Directions
Note each line where "using" appears, and copy it.

Recorded data
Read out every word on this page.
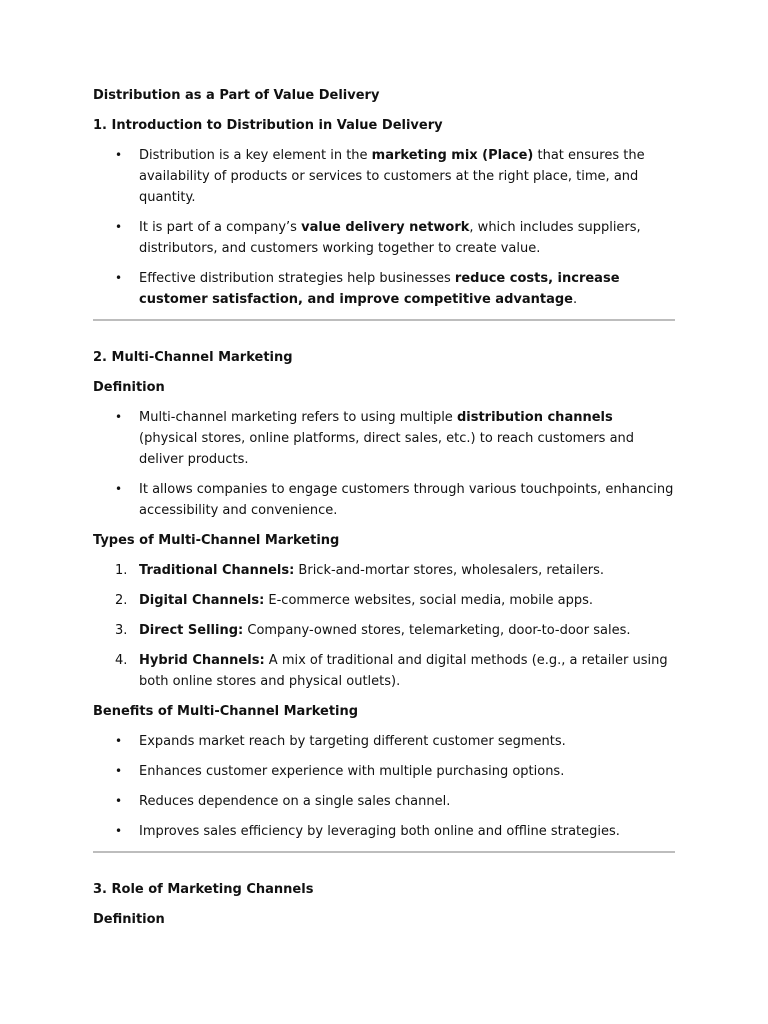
Distribution as a Part of Value Delivery
1. Introduction to Distribution in Value Delivery
• Distribution is a key element in the marketing mix (Place) that ensures the availability of products or services to customers at the right place, time, and quantity.
• It is part of a company’s value delivery network, which includes suppliers, distributors, and customers working together to create value.
• Effective distribution strategies help businesses reduce costs, increase customer satisfaction, and improve competitive advantage.
2. Multi-Channel Marketing
Definition
• Multi-channel marketing refers to using multiple distribution channels (physical stores, online platforms, direct sales, etc.) to reach customers and deliver products.
• It allows companies to engage customers through various touchpoints, enhancing accessibility and convenience.
Types of Multi-Channel Marketing
1. Traditional Channels: Brick-and-mortar stores, wholesalers, retailers.
2. Digital Channels: E-commerce websites, social media, mobile apps.
3. Direct Selling: Company-owned stores, telemarketing, door-to-door sales.
4. Hybrid Channels: A mix of traditional and digital methods (e.g., a retailer using both online stores and physical outlets).
Benefits of Multi-Channel Marketing
• Expands market reach by targeting different customer segments.
• Enhances customer experience with multiple purchasing options.
• Reduces dependence on a single sales channel.
• Improves sales efficiency by leveraging both online and offline strategies.
3. Role of Marketing Channels
Definition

Reply
• Multi-channel marketing refers to using multiple distribution channels (physical stores, online platforms, direct sales, etc.) to reach customers and deliver products.
4. Hybrid Channels: A mix of traditional and digital methods (e.g., a retailer using both online stores and physical outlets).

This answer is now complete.